# Instructions to follow
In the morning report on Friday's jobs report, what figure is listed for the BankRate 30 Year Fixed Rate Mortgage?

# Reading passage
● ● ●

Morning Report – Takeaways from Friday’s jobs report 2/10/14

Vital Statistics:

Last Change Percent
S&P Futures 1789.8 -3.7 -0.21%
Eurostoxx Index 3036.5 -2.0 -0.07%
Oil (WTI) 99.6 -0.3 -0.28%
LIBOR 0.234 0.000 0.00%
US Dollar Index (DXY) 80.67 -0.019 -0.02%
10 Year Govt Bond Yield 2.69% 0.01%
Current Coupon Ginnie Mae TBA 106 0.1
Current Coupon Fannie Mae TBA 105 0.0
RPX Composite Real Estate Index 200.7 -0.2
BankRate 30 Year Fixed Rate Mortgage 4.24
Markets are flat without a lot of news out there. Bonds and MBS are flat. The market seems to have been unsurprised by the jobs report on Friday.
The Wall Street Journal did a nice piece on the takeaways from Friday’s jobs report. Punch line: January’s report was almost as disappointing as December, but you can’t blame the weather this time around.

● ● ●

# Entries provided
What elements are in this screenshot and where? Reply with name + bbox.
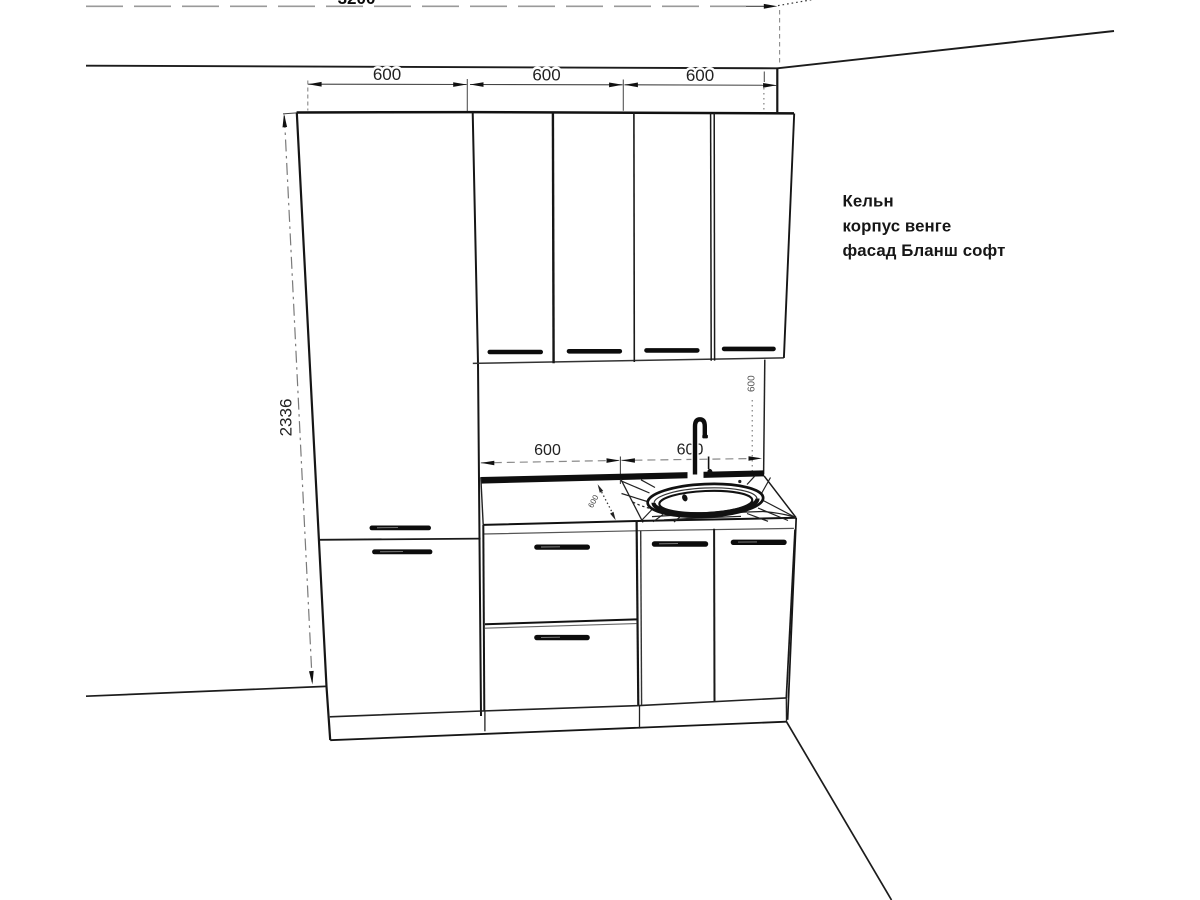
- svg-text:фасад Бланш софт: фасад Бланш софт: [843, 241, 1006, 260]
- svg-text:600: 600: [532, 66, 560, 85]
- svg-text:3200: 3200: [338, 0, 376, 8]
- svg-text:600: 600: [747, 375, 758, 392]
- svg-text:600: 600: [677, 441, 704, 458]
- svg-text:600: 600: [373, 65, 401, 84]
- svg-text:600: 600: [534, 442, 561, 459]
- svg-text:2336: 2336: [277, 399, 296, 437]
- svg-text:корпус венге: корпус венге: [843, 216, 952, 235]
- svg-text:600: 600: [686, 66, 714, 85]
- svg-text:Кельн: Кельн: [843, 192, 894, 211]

● ● ●

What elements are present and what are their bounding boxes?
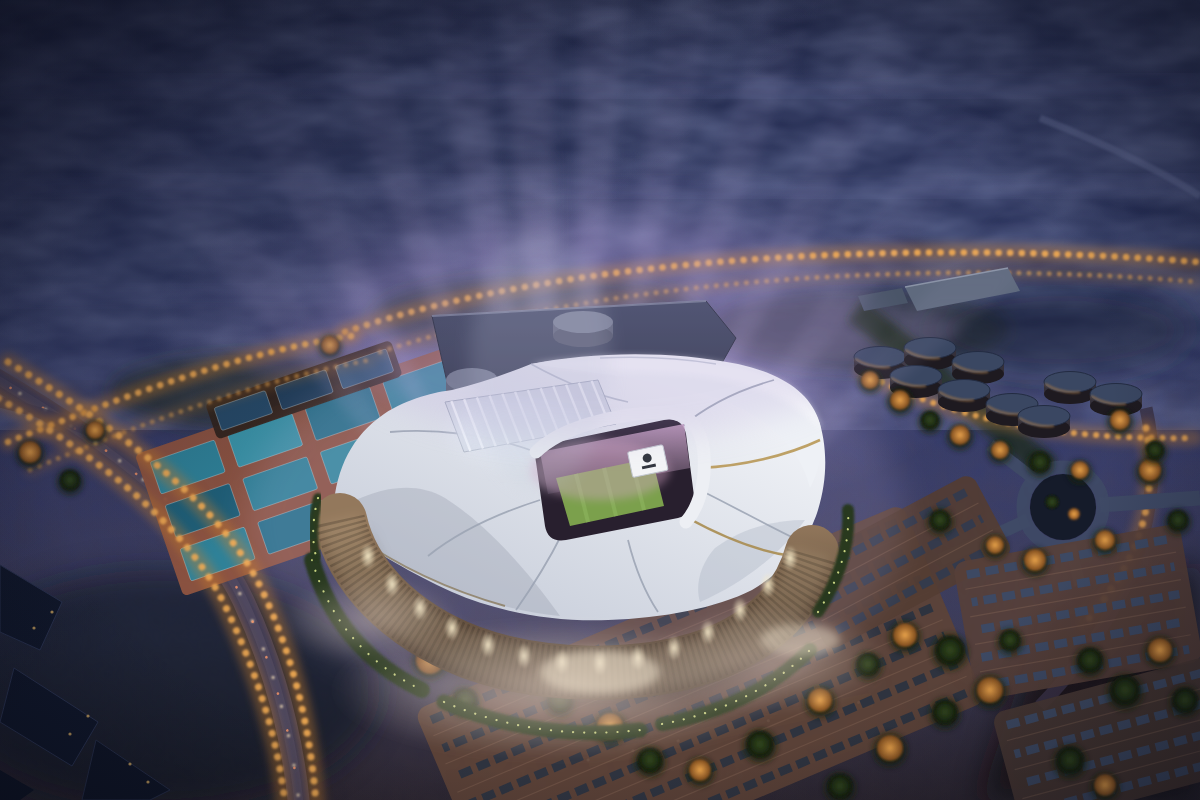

● ● ●

# Solution
4.24